[START OF Entries provided]
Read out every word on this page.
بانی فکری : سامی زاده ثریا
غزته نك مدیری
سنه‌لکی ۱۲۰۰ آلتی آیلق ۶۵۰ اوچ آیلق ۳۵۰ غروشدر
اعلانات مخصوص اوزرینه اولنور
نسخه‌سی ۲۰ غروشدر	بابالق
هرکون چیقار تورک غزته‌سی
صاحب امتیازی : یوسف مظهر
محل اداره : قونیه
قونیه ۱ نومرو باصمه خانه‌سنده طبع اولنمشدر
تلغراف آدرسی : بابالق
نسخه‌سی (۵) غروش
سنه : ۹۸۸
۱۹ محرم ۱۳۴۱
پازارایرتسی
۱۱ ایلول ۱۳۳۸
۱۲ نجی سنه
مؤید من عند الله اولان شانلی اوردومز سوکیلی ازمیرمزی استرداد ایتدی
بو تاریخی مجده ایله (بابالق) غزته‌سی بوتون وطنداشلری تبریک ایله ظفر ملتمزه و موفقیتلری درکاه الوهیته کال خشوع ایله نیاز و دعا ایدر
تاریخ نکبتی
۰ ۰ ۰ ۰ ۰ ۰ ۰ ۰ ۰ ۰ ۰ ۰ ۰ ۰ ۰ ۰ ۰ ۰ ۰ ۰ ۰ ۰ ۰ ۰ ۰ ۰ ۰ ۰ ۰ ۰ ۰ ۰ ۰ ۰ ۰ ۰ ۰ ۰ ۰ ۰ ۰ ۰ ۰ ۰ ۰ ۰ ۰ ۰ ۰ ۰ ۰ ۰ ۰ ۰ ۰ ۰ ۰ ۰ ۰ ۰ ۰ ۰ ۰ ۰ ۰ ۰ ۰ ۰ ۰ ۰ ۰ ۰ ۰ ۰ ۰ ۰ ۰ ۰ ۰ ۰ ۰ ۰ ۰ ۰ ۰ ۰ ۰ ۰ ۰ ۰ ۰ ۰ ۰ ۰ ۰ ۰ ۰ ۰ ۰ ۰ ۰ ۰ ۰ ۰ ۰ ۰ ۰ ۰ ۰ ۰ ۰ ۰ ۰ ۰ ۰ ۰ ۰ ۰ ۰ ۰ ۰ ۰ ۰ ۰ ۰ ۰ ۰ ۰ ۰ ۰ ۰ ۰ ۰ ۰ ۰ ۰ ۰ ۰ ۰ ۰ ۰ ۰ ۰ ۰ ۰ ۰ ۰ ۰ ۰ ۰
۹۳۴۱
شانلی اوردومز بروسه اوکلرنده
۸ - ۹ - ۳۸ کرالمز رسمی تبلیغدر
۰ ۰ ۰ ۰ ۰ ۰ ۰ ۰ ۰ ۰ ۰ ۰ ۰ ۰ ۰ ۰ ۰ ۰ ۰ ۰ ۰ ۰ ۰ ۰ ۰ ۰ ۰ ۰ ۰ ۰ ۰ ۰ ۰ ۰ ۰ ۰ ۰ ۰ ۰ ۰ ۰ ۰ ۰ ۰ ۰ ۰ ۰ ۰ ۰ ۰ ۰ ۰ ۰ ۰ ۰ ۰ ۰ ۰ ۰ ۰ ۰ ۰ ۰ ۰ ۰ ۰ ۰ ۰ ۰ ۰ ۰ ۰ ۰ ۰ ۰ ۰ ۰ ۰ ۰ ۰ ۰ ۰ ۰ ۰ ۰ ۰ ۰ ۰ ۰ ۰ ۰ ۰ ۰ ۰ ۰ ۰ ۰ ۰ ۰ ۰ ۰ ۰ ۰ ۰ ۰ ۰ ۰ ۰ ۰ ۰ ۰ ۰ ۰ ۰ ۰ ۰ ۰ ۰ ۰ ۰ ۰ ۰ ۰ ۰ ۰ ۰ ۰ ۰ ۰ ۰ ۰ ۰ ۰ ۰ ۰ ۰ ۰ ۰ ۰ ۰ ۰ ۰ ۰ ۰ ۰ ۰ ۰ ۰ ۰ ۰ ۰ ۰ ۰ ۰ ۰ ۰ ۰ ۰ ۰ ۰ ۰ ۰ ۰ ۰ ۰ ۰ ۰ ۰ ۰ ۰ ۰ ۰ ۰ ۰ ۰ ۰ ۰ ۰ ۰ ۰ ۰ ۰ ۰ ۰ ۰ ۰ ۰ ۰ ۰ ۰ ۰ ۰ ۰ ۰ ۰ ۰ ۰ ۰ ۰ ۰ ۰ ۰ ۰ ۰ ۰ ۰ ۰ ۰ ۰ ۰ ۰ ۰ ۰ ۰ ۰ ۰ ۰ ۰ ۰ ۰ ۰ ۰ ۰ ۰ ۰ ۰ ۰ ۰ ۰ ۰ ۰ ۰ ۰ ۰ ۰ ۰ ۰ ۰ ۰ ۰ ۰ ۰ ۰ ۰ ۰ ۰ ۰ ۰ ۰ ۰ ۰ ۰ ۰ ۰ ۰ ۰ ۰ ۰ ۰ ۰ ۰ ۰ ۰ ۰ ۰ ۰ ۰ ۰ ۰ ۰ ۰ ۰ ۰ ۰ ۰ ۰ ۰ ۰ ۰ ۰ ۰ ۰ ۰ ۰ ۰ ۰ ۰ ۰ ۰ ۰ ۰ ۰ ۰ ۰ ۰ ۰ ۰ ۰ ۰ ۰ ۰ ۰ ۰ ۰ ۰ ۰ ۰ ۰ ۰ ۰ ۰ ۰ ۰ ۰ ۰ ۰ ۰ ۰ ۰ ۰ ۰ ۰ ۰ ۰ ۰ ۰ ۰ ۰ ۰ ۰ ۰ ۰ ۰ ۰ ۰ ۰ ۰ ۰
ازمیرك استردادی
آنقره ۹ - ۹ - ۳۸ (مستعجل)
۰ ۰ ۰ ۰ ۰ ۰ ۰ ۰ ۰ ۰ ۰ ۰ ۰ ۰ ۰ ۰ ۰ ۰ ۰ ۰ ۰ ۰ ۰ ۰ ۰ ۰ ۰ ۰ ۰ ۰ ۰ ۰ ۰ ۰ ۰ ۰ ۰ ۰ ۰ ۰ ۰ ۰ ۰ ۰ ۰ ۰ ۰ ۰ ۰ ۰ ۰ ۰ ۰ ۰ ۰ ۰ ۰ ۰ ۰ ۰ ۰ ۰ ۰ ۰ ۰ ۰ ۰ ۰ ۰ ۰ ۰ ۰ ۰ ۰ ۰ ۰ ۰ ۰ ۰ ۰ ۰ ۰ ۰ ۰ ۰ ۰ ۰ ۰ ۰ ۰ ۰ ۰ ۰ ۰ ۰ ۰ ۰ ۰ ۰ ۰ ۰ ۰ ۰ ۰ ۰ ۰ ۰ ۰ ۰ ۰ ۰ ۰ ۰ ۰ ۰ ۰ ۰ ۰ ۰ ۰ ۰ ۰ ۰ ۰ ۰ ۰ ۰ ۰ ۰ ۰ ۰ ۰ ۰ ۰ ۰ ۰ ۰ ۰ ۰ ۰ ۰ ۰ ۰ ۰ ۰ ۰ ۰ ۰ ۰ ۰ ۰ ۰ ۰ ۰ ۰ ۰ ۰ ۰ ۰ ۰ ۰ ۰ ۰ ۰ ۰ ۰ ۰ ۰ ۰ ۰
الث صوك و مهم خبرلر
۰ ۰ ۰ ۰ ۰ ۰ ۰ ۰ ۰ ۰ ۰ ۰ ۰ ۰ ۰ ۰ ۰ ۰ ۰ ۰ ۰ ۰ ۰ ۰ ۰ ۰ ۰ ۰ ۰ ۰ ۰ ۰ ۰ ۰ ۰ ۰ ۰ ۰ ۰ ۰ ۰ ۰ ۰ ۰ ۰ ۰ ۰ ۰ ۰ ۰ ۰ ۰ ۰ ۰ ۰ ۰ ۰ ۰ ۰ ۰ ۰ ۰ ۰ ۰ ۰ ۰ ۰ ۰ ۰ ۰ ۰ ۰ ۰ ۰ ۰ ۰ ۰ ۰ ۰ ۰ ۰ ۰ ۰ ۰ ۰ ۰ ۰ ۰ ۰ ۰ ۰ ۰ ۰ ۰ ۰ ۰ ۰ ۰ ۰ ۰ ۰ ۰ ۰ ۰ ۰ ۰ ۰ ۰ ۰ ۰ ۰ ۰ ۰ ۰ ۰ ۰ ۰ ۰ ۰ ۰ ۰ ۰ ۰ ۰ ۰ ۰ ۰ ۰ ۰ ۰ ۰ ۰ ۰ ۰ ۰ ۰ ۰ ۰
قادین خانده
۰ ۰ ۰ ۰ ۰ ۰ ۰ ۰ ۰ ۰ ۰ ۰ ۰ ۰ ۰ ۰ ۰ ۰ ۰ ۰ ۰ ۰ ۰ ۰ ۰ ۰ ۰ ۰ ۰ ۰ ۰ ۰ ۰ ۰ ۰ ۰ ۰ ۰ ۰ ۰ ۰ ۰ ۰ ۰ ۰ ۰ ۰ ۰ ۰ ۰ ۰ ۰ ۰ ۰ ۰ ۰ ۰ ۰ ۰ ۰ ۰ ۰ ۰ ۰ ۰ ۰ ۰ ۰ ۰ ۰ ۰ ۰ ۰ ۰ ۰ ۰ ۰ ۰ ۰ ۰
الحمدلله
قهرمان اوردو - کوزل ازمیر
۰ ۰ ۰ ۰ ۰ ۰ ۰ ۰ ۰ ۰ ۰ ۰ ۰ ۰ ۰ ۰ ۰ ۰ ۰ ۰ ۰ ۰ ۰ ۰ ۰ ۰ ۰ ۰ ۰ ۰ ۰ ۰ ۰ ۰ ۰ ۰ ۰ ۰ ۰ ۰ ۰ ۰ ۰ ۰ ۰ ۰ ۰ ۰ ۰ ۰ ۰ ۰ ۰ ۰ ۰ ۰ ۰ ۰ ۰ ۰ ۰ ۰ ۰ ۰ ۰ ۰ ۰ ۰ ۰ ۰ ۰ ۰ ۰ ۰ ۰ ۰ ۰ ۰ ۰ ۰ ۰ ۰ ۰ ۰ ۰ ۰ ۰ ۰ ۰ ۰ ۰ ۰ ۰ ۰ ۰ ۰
[END OF Entries provided]
Problem: Of all the lines above, how many contain the word "بابالق"? Answer with only the number.

Written answer: 3